ENTRIES SUPPLIED:
________________________________________

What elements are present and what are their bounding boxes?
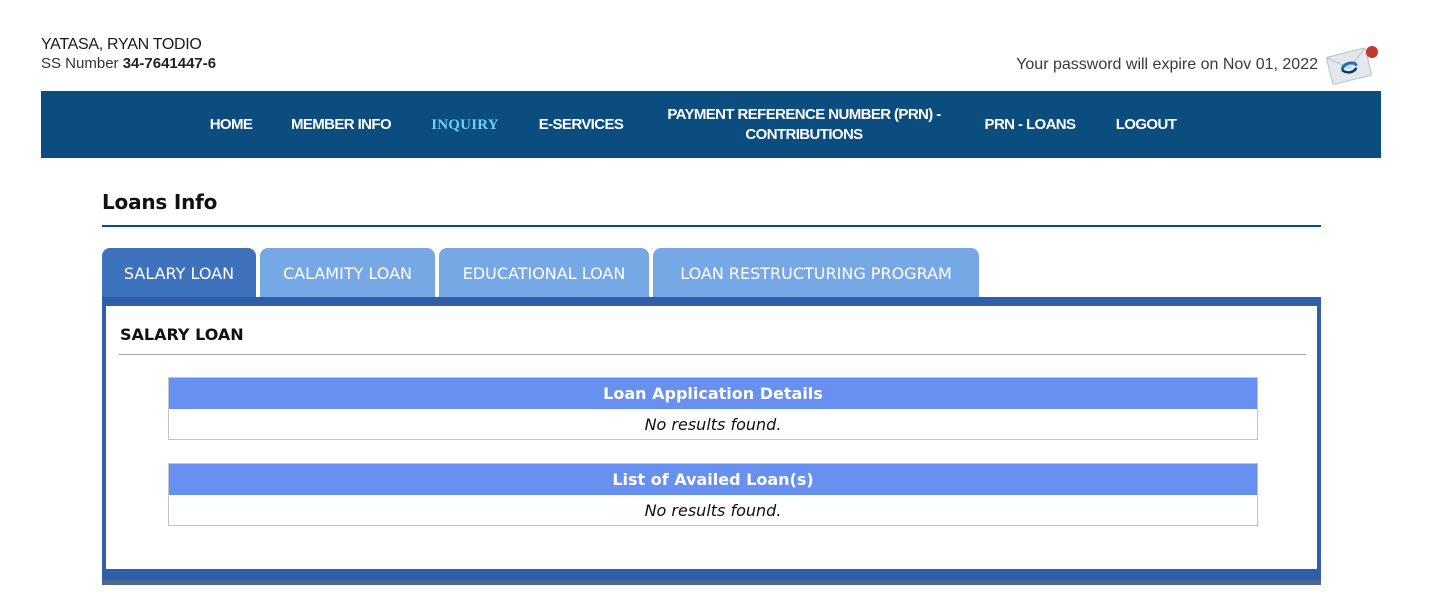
tab-panel-content: SALARY LOAN Loan Application Details No … [106, 306, 1317, 569]
availed-loans-table: List of Availed Loan(s) No results found… [168, 463, 1258, 526]
envelope-notification-icon[interactable] [1324, 42, 1380, 86]
loan-application-empty: No results found. [644, 414, 782, 434]
nav-inquiry[interactable]: INQUIRY [419, 91, 511, 158]
loan-application-header: Loan Application Details [169, 378, 1257, 409]
ss-number-label: SS Number [41, 55, 119, 72]
nav-prn-contributions[interactable]: PAYMENT REFERENCE NUMBER (PRN) - CONTRIB… [653, 91, 955, 158]
nav-home[interactable]: HOME [193, 91, 269, 158]
password-expiry-notice: Your password will expire on Nov 01, 202… [1016, 56, 1318, 73]
ss-number-value: 34-7641447-6 [122, 55, 217, 72]
tab-panel: SALARY LOAN Loan Application Details No … [102, 297, 1321, 585]
nav-prn-loans[interactable]: PRN - LOANS [973, 91, 1087, 158]
notification-dot [1366, 46, 1378, 58]
section-divider [119, 354, 1306, 355]
nav-prn-contributions-line1: PAYMENT REFERENCE NUMBER (PRN) - [667, 105, 941, 123]
panel-shadow [102, 580, 1321, 585]
nav-member-info[interactable]: MEMBER INFO [281, 91, 401, 158]
member-name: YATASA, RYAN TODIO [41, 36, 202, 53]
tab-educational-loan[interactable]: EDUCATIONAL LOAN [439, 248, 649, 298]
nav-eservices[interactable]: E-SERVICES [525, 91, 637, 158]
tab-calamity-loan[interactable]: CALAMITY LOAN [260, 248, 435, 298]
title-divider [102, 225, 1321, 227]
page-title: Loans Info [102, 190, 218, 214]
nav-logout[interactable]: LOGOUT [1105, 91, 1187, 158]
user-info: YATASA, RYAN TODIO SS Number 34-7641447-… [41, 35, 216, 74]
availed-loans-empty: No results found. [644, 500, 782, 520]
main-navigation: HOME MEMBER INFO INQUIRY E-SERVICES PAYM… [41, 91, 1381, 158]
ss-number-line: SS Number 34-7641447-6 [41, 54, 216, 74]
section-title: SALARY LOAN [120, 325, 244, 344]
loan-application-table: Loan Application Details No results foun… [168, 377, 1258, 440]
tab-salary-loan[interactable]: SALARY LOAN [102, 248, 256, 298]
tab-loan-restructuring[interactable]: LOAN RESTRUCTURING PROGRAM [653, 248, 979, 298]
availed-loans-header: List of Availed Loan(s) [169, 464, 1257, 495]
nav-prn-contributions-line2: CONTRIBUTIONS [745, 125, 863, 143]
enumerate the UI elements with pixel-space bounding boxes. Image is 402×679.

________________________________________

TASK REQUIREMENTS: Please write out the listing again with "password" renamed to "passcode" everywhere it appears, keeping everything else unchanged. Leave out the picture.

EXERCISE RESULT:
What elements are present and what are their bounding boxes?
tab-panel-content: SALARY LOAN Loan Application Details No … [106, 306, 1317, 569]
availed-loans-table: List of Availed Loan(s) No results found… [168, 463, 1258, 526]
envelope-notification-icon[interactable] [1324, 42, 1380, 86]
loan-application-empty: No results found. [644, 414, 782, 434]
nav-inquiry[interactable]: INQUIRY [419, 91, 511, 158]
loan-application-header: Loan Application Details [169, 378, 1257, 409]
ss-number-label: SS Number [41, 55, 119, 72]
nav-prn-contributions[interactable]: PAYMENT REFERENCE NUMBER (PRN) - CONTRIB… [653, 91, 955, 158]
nav-home[interactable]: HOME [193, 91, 269, 158]
passcode-expiry-notice: Your passcode will expire on Nov 01, 202… [1016, 56, 1318, 73]
ss-number-value: 34-7641447-6 [122, 55, 217, 72]
tab-panel: SALARY LOAN Loan Application Details No … [102, 297, 1321, 585]
nav-prn-loans[interactable]: PRN - LOANS [973, 91, 1087, 158]
notification-dot [1366, 46, 1378, 58]
section-divider [119, 354, 1306, 355]
nav-prn-contributions-line1: PAYMENT REFERENCE NUMBER (PRN) - [667, 105, 941, 123]
panel-shadow [102, 580, 1321, 585]
nav-member-info[interactable]: MEMBER INFO [281, 91, 401, 158]
member-name: YATASA, RYAN TODIO [41, 36, 202, 53]
tab-educational-loan[interactable]: EDUCATIONAL LOAN [439, 248, 649, 298]
nav-eservices[interactable]: E-SERVICES [525, 91, 637, 158]
tab-calamity-loan[interactable]: CALAMITY LOAN [260, 248, 435, 298]
title-divider [102, 225, 1321, 227]
page-title: Loans Info [102, 190, 218, 214]
nav-logout[interactable]: LOGOUT [1105, 91, 1187, 158]
user-info: YATASA, RYAN TODIO SS Number 34-7641447-… [41, 35, 216, 74]
availed-loans-empty: No results found. [644, 500, 782, 520]
main-navigation: HOME MEMBER INFO INQUIRY E-SERVICES PAYM… [41, 91, 1381, 158]
ss-number-line: SS Number 34-7641447-6 [41, 54, 216, 74]
section-title: SALARY LOAN [120, 325, 244, 344]
loan-application-table: Loan Application Details No results foun… [168, 377, 1258, 440]
tab-salary-loan[interactable]: SALARY LOAN [102, 248, 256, 298]
tab-loan-restructuring[interactable]: LOAN RESTRUCTURING PROGRAM [653, 248, 979, 298]
availed-loans-header: List of Availed Loan(s) [169, 464, 1257, 495]
nav-prn-contributions-line2: CONTRIBUTIONS [745, 125, 863, 143]
enumerate the UI elements with pixel-space bounding boxes. Image is 402×679.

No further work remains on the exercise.